#### What the task asks
Turn each of the rows below into a Markdown table with the columns Line and Entry, numbering the lines in Line and putting the text of each line in Entry. Skip blank lines and the pictures.

━━━━━ Records for processing

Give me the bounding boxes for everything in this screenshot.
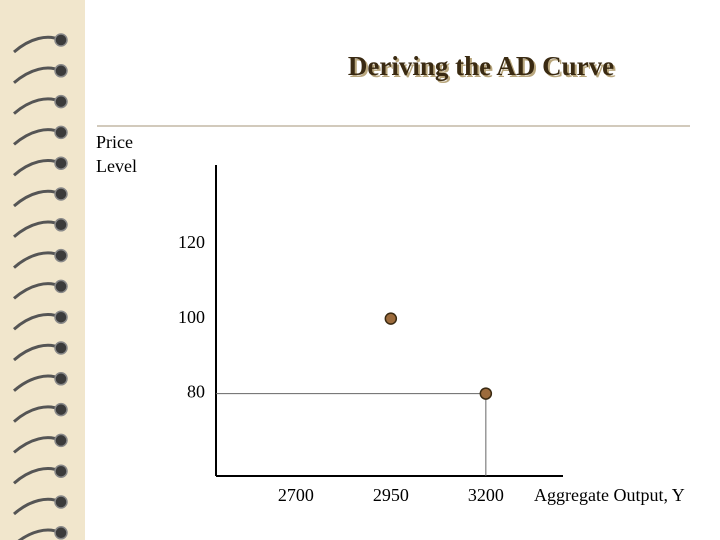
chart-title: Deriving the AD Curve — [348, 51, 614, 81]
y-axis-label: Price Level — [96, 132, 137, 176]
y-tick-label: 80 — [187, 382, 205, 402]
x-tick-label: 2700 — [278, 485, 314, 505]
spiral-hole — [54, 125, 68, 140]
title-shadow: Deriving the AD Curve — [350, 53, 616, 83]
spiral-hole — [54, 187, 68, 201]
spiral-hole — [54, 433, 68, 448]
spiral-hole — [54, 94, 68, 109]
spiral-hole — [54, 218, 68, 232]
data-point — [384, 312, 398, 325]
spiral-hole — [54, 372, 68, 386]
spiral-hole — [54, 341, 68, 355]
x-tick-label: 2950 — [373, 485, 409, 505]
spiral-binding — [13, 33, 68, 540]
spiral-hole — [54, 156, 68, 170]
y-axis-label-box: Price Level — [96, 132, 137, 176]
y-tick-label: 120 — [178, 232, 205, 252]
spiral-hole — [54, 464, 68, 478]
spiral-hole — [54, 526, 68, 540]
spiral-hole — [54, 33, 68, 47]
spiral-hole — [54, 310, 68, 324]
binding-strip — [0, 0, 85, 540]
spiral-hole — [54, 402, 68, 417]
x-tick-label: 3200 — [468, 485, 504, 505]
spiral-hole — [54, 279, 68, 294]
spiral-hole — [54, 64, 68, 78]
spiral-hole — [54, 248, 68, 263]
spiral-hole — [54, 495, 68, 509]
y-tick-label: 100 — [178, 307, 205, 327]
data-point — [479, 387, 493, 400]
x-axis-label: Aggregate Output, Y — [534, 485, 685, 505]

━━━━━━━━━━

#### Finished exercise
| Line | Entry |
|---|---|
| 1 | Give me the bounding boxes for everything in this screenshot. |
| 2 | chart-title: Deriving the AD Curve — [348, 51, 614, 81] |
| 3 | y-axis-label: Price Level — [96, 132, 137, 176] |
| 4 | y-tick-label: 80 — [187, 382, 205, 402] |
| 5 | x-tick-label: 2700 — [278, 485, 314, 505] |
| 6 | spiral-hole — [54, 125, 68, 140] |
| 7 | title-shadow: Deriving the AD Curve — [350, 53, 616, 83] |
| 8 | spiral-hole — [54, 187, 68, 201] |
| 9 | spiral-hole — [54, 433, 68, 448] |
| 10 | spiral-hole — [54, 94, 68, 109] |
| 11 | spiral-hole — [54, 218, 68, 232] |
| 12 | data-point — [384, 312, 398, 325] |
| 13 | spiral-hole — [54, 372, 68, 386] |
| 14 | spiral-hole — [54, 341, 68, 355] |
| 15 | x-tick-label: 2950 — [373, 485, 409, 505] |
| 16 | spiral-binding — [13, 33, 68, 540] |
| 17 | spiral-hole — [54, 156, 68, 170] |
| 18 | y-axis-label-box: Price Level — [96, 132, 137, 176] |
| 19 | y-tick-label: 120 — [178, 232, 205, 252] |
| 20 | spiral-hole — [54, 464, 68, 478] |
| 21 | spiral-hole — [54, 526, 68, 540] |
| 22 | spiral-hole — [54, 33, 68, 47] |
| 23 | spiral-hole — [54, 310, 68, 324] |
| 24 | binding-strip — [0, 0, 85, 540] |
| 25 | spiral-hole — [54, 402, 68, 417] |
| 26 | x-tick-label: 3200 — [468, 485, 504, 505] |
| 27 | spiral-hole — [54, 279, 68, 294] |
| 28 | spiral-hole — [54, 64, 68, 78] |
| 29 | spiral-hole — [54, 248, 68, 263] |
| 30 | spiral-hole — [54, 495, 68, 509] |
| 31 | y-tick-label: 100 — [178, 307, 205, 327] |
| 32 | data-point — [479, 387, 493, 400] |
| 33 | x-axis-label: Aggregate Output, Y — [534, 485, 685, 505] |